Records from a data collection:
* * * *
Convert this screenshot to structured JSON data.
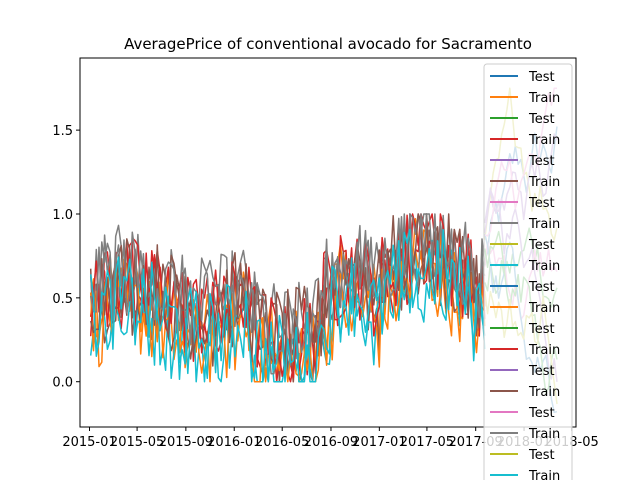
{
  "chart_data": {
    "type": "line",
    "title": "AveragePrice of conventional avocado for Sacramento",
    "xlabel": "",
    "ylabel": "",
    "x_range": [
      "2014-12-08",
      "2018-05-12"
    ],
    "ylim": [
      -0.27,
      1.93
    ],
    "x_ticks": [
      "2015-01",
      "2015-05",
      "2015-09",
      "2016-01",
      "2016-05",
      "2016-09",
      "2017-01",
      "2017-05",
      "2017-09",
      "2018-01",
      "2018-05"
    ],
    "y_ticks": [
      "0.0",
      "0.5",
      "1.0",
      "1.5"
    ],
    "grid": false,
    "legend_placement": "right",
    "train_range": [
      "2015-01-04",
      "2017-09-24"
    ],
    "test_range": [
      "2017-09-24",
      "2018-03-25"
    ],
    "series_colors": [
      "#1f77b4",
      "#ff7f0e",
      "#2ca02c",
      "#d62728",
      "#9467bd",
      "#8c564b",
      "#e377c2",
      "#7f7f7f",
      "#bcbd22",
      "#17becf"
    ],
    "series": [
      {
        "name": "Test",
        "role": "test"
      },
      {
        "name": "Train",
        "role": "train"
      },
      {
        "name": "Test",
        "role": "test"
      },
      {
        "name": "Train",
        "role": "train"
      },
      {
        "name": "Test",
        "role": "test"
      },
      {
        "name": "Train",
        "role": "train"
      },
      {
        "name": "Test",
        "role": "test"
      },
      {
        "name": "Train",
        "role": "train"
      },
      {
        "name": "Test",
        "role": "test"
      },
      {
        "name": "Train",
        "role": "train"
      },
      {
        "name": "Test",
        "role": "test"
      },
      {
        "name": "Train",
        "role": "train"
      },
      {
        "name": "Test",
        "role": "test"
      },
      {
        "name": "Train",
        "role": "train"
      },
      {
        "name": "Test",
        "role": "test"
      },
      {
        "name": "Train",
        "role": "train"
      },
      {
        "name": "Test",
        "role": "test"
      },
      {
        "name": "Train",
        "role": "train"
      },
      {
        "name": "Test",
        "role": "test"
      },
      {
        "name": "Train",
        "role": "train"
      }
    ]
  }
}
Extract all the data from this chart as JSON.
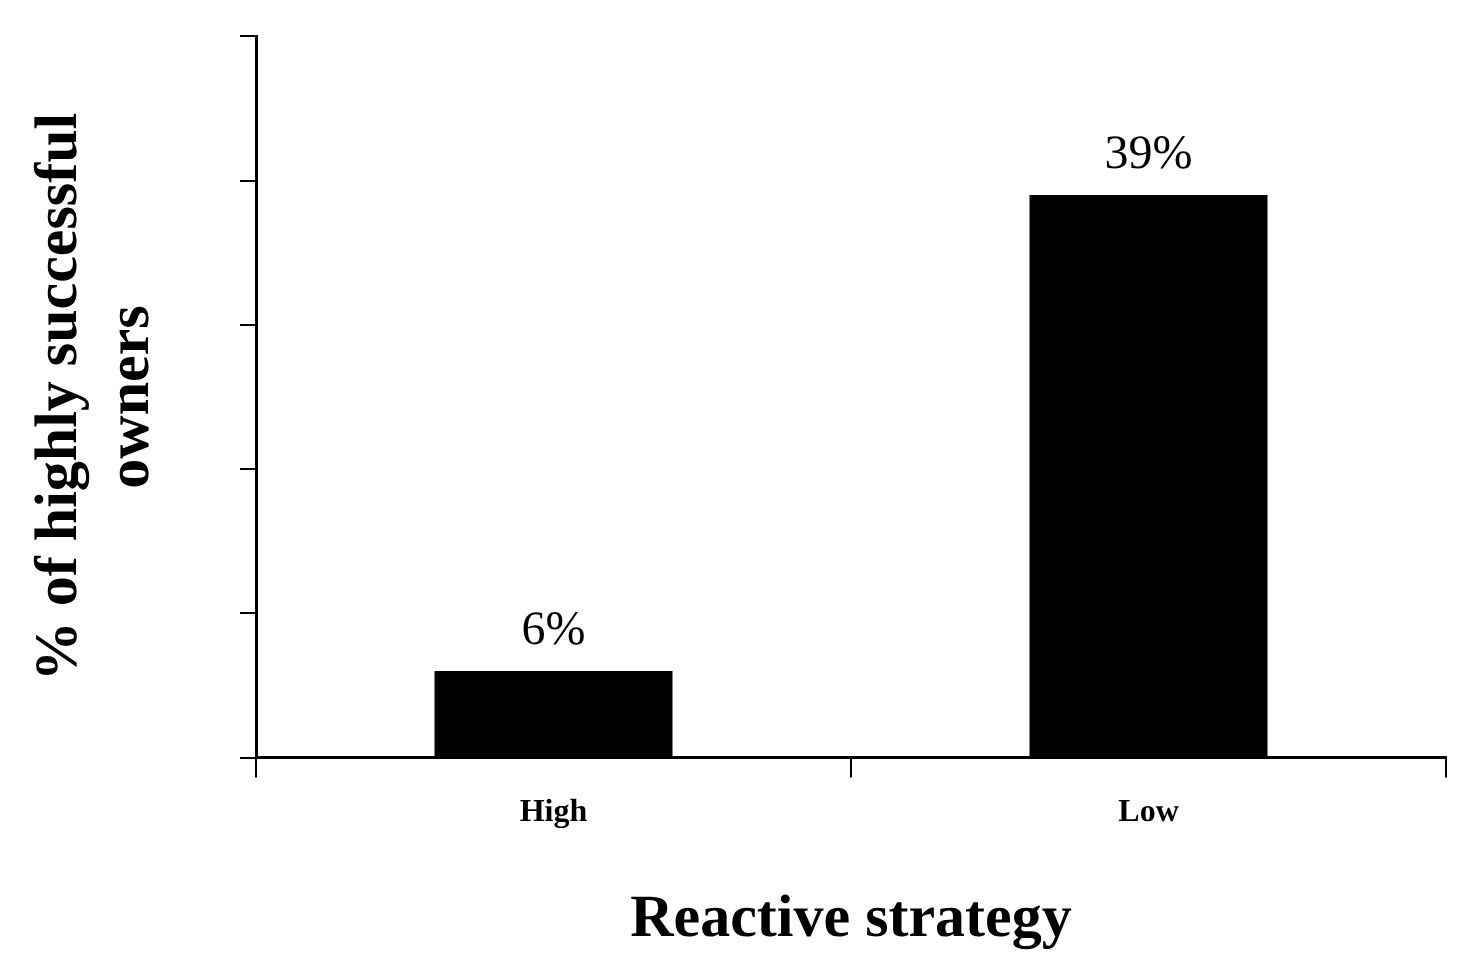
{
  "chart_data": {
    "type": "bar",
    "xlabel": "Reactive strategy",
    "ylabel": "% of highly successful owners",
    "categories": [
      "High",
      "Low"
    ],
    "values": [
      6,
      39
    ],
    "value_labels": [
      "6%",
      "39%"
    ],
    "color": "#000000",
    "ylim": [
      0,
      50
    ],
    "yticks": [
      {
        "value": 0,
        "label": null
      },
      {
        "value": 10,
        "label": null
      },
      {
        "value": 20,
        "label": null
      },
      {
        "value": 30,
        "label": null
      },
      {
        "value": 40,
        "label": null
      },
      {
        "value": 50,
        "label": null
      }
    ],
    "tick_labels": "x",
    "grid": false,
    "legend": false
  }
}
* * * *
● **Problem**: Gather and return every line that holds the string "this".

● **Correct answer**:
Convert this screenshot to structured JSON data.
Extract all the data from this chart as JSON.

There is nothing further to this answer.